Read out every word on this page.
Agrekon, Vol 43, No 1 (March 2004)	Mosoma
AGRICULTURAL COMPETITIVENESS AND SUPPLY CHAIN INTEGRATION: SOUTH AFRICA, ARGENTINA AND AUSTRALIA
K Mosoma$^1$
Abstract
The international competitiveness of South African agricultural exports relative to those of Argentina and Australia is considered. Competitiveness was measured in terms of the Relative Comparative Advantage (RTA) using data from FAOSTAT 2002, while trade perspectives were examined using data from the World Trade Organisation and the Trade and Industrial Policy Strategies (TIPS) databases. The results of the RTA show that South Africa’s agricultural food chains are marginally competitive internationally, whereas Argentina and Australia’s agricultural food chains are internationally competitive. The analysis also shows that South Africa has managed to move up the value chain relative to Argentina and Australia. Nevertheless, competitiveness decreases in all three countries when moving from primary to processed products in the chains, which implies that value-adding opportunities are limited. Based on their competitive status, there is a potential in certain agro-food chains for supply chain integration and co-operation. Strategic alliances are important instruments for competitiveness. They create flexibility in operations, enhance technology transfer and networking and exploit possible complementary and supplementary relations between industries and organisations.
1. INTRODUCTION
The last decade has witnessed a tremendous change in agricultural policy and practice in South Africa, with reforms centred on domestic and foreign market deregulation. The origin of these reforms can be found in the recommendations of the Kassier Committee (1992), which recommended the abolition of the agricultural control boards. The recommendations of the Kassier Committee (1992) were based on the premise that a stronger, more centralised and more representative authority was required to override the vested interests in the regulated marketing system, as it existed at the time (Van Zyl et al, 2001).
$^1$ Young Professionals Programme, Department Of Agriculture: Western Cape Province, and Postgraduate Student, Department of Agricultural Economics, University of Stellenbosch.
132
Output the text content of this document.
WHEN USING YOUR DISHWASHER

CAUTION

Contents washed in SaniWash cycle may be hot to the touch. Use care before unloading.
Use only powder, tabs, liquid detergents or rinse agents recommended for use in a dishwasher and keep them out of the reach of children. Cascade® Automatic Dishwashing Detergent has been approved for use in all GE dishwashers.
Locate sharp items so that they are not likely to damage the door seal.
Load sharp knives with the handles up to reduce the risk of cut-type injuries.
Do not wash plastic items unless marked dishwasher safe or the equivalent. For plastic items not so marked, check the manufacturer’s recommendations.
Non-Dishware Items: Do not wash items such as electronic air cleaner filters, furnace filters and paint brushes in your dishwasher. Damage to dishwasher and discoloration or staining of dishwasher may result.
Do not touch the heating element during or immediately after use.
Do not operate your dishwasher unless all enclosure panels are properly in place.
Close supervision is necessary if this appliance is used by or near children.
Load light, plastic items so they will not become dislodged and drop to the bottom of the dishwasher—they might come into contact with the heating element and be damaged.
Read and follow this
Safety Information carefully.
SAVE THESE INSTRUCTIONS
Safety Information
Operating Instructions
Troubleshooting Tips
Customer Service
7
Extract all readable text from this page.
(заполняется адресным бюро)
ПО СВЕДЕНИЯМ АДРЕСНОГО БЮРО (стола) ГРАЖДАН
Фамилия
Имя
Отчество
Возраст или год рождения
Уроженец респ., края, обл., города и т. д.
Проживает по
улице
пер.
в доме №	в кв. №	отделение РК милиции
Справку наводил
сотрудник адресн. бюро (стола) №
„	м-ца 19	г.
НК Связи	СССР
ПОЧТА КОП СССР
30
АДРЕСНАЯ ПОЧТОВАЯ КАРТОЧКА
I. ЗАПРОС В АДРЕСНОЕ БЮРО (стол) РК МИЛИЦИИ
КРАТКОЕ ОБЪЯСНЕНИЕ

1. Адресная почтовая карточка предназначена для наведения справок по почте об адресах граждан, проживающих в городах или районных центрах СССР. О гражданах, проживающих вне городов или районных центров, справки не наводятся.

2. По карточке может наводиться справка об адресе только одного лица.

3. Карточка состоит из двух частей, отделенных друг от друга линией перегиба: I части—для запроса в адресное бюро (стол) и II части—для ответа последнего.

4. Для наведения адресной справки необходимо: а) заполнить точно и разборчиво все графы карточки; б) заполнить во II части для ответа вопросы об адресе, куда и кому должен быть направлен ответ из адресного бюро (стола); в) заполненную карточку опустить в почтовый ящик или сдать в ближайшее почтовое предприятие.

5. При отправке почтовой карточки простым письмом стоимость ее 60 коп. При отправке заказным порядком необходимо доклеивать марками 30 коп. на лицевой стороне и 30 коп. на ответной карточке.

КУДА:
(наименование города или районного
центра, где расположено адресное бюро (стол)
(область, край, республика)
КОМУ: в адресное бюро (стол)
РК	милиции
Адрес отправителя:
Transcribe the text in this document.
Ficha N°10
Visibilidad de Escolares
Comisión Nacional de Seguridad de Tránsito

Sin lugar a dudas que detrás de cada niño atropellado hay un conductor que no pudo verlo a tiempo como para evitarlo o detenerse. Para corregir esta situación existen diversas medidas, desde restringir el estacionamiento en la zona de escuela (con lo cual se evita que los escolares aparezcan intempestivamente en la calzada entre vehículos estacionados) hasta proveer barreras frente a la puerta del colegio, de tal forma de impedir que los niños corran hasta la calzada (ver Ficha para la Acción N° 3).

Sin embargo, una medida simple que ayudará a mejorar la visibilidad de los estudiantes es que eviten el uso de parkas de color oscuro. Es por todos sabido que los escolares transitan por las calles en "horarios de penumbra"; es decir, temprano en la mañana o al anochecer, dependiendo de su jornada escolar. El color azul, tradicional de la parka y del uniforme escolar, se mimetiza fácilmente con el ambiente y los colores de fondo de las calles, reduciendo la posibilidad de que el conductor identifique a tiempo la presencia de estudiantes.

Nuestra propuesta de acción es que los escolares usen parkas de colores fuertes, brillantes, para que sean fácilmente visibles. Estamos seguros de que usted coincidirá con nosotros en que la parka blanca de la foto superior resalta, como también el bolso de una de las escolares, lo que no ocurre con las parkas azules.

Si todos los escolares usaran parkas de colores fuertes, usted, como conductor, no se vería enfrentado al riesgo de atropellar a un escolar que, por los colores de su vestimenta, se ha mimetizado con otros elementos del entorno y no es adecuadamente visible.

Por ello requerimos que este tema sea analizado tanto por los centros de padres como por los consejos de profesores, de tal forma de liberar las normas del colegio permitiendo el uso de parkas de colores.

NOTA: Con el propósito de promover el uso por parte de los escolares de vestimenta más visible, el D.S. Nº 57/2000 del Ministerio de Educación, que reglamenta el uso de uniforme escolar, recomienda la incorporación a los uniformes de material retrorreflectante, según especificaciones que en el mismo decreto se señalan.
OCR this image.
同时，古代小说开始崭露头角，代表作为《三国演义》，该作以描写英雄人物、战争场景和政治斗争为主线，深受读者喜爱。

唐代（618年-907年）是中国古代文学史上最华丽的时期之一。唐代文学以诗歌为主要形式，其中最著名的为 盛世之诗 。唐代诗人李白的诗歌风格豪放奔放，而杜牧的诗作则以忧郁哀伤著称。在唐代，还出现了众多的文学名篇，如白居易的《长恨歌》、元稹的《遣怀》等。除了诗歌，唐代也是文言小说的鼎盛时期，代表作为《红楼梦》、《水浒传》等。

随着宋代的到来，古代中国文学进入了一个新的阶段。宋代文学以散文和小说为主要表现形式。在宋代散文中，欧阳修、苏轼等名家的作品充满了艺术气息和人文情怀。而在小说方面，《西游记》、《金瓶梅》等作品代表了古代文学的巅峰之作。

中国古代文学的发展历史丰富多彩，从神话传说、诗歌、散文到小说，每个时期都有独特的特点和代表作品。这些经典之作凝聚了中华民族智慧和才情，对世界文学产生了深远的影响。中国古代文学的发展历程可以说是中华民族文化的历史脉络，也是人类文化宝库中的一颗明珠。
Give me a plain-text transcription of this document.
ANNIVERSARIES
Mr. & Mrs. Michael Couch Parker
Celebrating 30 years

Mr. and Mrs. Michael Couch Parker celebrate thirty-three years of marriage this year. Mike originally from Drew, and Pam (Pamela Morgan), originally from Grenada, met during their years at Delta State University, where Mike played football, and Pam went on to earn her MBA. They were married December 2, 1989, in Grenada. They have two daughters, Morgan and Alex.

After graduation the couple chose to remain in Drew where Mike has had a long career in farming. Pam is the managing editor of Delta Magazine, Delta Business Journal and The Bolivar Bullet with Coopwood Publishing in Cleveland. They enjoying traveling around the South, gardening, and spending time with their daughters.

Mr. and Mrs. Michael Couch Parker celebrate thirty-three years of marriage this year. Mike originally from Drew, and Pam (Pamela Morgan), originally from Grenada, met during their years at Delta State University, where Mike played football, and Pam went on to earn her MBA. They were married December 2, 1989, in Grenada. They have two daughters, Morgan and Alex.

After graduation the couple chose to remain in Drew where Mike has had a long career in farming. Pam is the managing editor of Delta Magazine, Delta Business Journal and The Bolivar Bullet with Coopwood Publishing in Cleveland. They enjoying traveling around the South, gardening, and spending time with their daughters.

* Directions for this task
Output the line that contains "Give me a plain-text", followed by every later line in the listing, with no line omitted and none added.

* Solution
Give me a plain-text transcription of this document.
ANNIVERSARIES
Mr. & Mrs. Michael Couch Parker
Celebrating 30 years

Mr. and Mrs. Michael Couch Parker celebrate thirty-three years of marriage this year. Mike originally from Drew, and Pam (Pamela Morgan), originally from Grenada, met during their years at Delta State University, where Mike played football, and Pam went on to earn her MBA. They were married December 2, 1989, in Grenada. They have two daughters, Morgan and Alex.

After graduation the couple chose to remain in Drew where Mike has had a long career in farming. Pam is the managing editor of Delta Magazine, Delta Business Journal and The Bolivar Bullet with Coopwood Publishing in Cleveland. They enjoying traveling around the South, gardening, and spending time with their daughters.

Mr. and Mrs. Michael Couch Parker celebrate thirty-three years of marriage this year. Mike originally from Drew, and Pam (Pamela Morgan), originally from Grenada, met during their years at Delta State University, where Mike played football, and Pam went on to earn her MBA. They were married December 2, 1989, in Grenada. They have two daughters, Morgan and Alex.

After graduation the couple chose to remain in Drew where Mike has had a long career in farming. Pam is the managing editor of Delta Magazine, Delta Business Journal and The Bolivar Bullet with Coopwood Publishing in Cleveland. They enjoying traveling around the South, gardening, and spending time with their daughters.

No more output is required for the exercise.